((

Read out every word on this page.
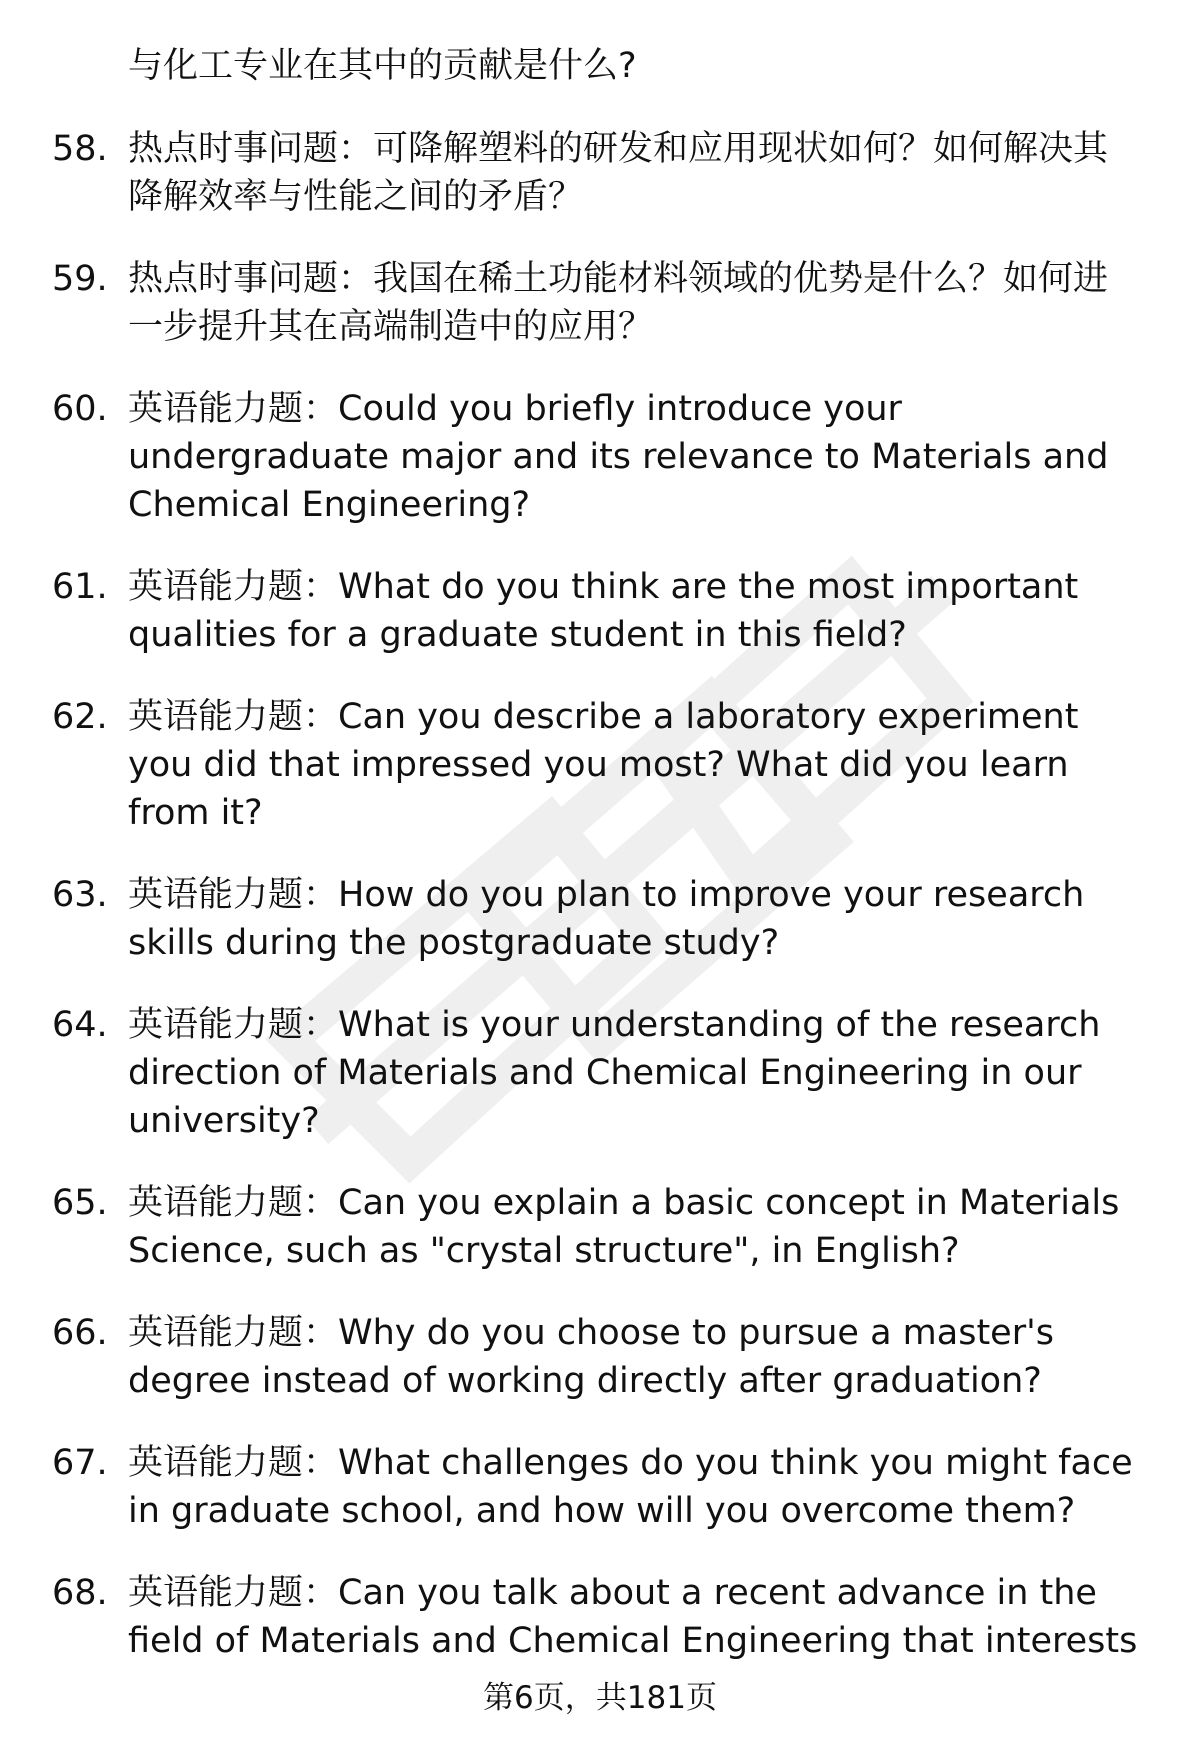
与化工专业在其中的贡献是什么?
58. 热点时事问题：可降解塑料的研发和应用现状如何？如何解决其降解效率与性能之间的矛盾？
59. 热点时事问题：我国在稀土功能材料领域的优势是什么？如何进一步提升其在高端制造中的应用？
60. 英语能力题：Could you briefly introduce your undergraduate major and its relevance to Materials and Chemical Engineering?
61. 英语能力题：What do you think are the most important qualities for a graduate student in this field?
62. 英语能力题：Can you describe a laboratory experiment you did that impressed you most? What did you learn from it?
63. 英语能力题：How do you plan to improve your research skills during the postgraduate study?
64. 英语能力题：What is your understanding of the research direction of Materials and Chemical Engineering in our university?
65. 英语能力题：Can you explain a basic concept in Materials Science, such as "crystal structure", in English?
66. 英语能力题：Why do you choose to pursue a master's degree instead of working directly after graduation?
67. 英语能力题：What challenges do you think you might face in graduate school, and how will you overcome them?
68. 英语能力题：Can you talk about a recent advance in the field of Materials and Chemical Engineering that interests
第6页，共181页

))
((

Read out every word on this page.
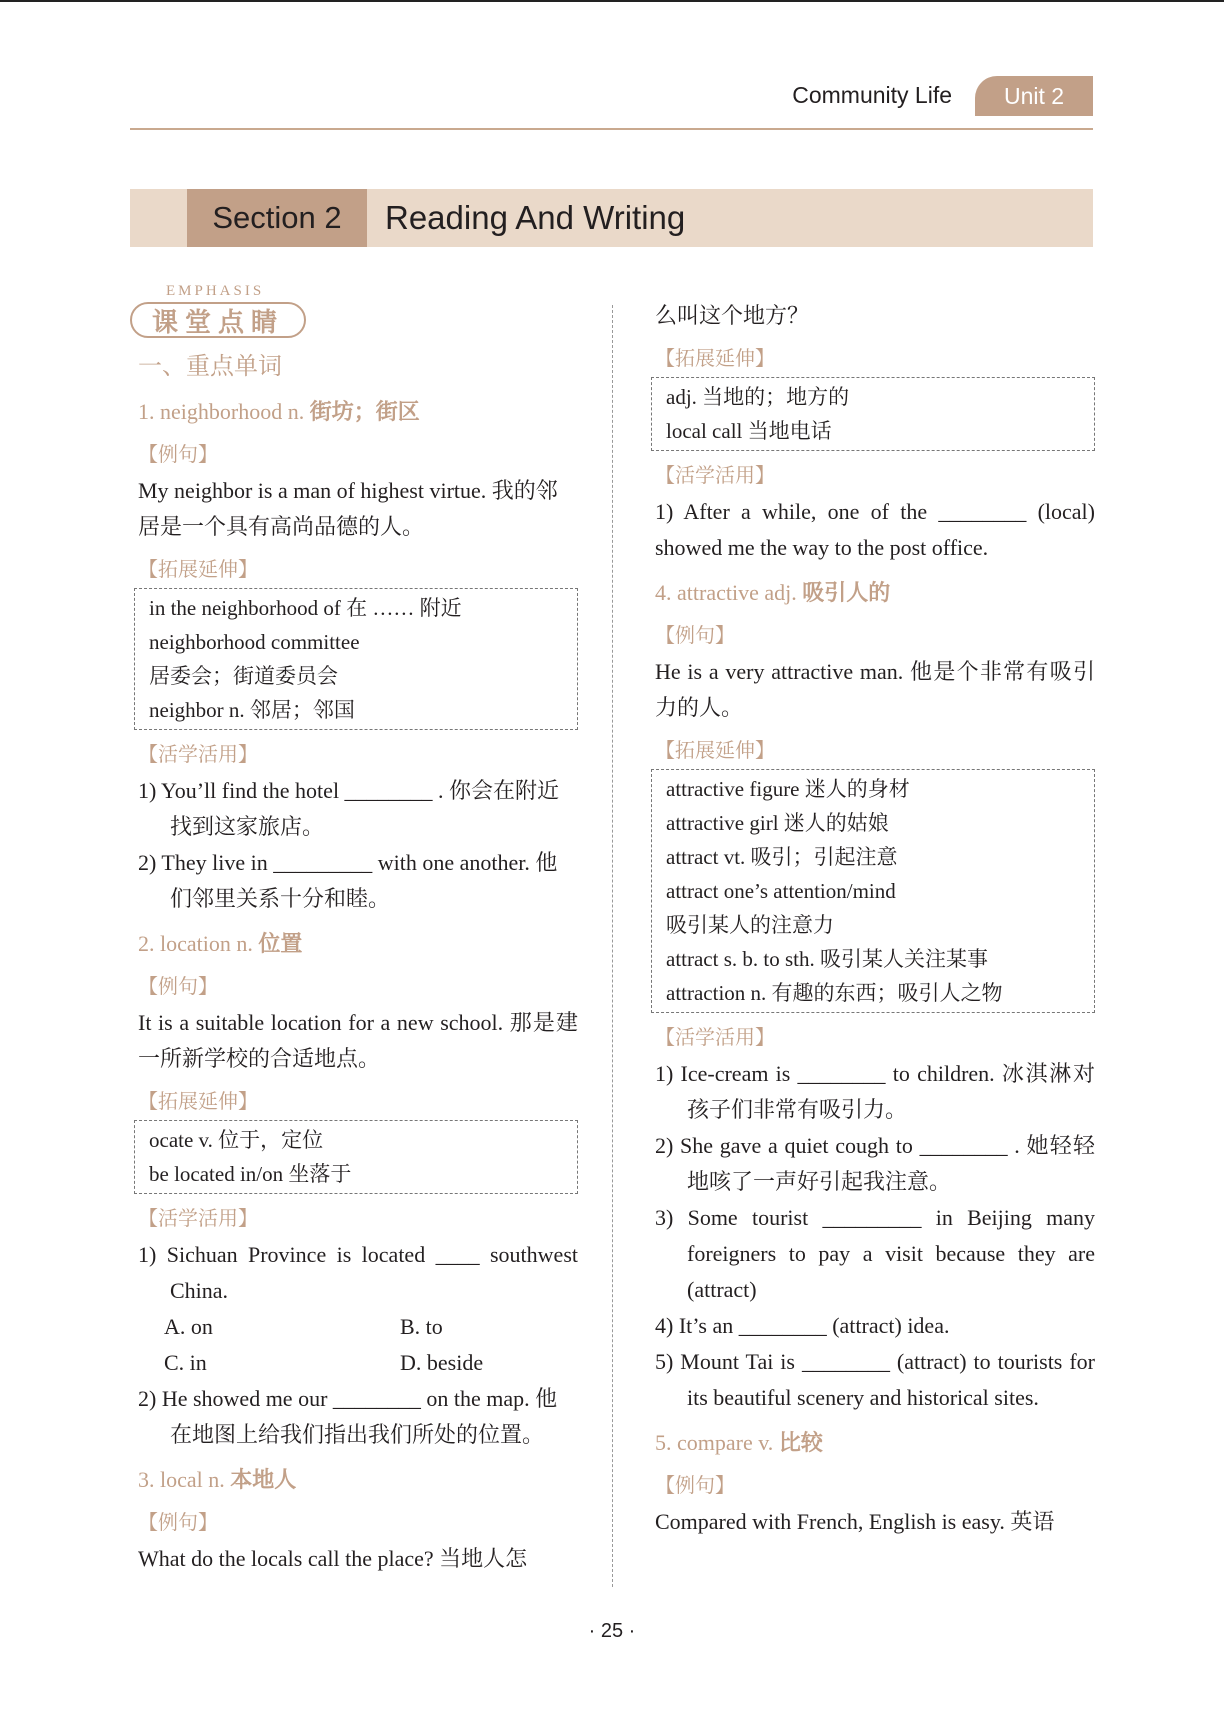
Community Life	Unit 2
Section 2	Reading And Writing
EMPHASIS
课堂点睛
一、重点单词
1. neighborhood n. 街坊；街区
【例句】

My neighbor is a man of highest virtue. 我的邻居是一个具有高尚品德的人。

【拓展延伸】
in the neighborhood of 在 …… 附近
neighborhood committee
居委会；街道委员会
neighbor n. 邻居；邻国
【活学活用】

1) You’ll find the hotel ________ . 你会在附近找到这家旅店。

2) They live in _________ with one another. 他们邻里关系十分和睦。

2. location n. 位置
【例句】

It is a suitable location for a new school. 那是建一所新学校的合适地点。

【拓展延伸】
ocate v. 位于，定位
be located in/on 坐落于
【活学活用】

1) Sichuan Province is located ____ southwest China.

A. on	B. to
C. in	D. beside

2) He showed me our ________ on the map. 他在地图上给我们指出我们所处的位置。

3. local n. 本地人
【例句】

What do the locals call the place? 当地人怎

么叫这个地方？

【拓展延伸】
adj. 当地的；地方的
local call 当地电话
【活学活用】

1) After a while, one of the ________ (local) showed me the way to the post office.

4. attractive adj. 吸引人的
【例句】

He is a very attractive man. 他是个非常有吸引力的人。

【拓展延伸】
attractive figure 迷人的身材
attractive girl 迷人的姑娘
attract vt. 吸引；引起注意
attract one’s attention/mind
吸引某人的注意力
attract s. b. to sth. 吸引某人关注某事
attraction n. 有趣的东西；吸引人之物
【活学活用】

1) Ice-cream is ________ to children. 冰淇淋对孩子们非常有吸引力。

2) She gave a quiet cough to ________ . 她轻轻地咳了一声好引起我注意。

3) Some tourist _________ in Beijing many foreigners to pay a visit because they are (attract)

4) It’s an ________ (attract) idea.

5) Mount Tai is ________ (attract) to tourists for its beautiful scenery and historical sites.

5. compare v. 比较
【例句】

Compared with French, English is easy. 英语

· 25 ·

))
((

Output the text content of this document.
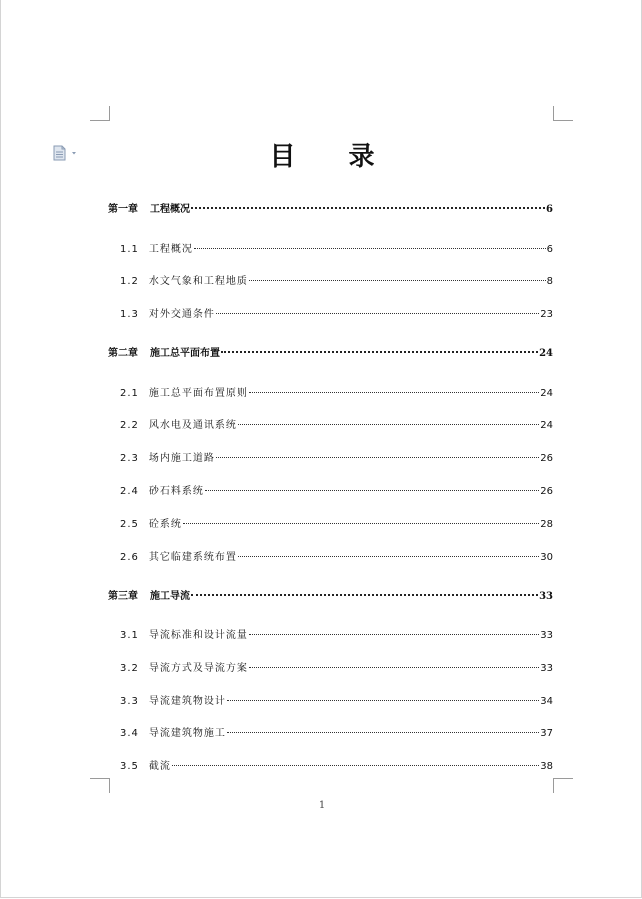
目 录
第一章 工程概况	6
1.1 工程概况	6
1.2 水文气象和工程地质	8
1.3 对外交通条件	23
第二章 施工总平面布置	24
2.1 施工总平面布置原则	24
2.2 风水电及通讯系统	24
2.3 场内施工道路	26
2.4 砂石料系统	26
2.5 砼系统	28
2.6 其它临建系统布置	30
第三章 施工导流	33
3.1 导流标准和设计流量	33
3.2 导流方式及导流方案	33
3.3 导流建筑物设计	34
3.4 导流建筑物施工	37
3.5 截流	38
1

))

:: AIM ::
Tally the lines of the listing in which the word "most" occurs, and state the total alone.

:: ANSWER FOR THE TASK ::
2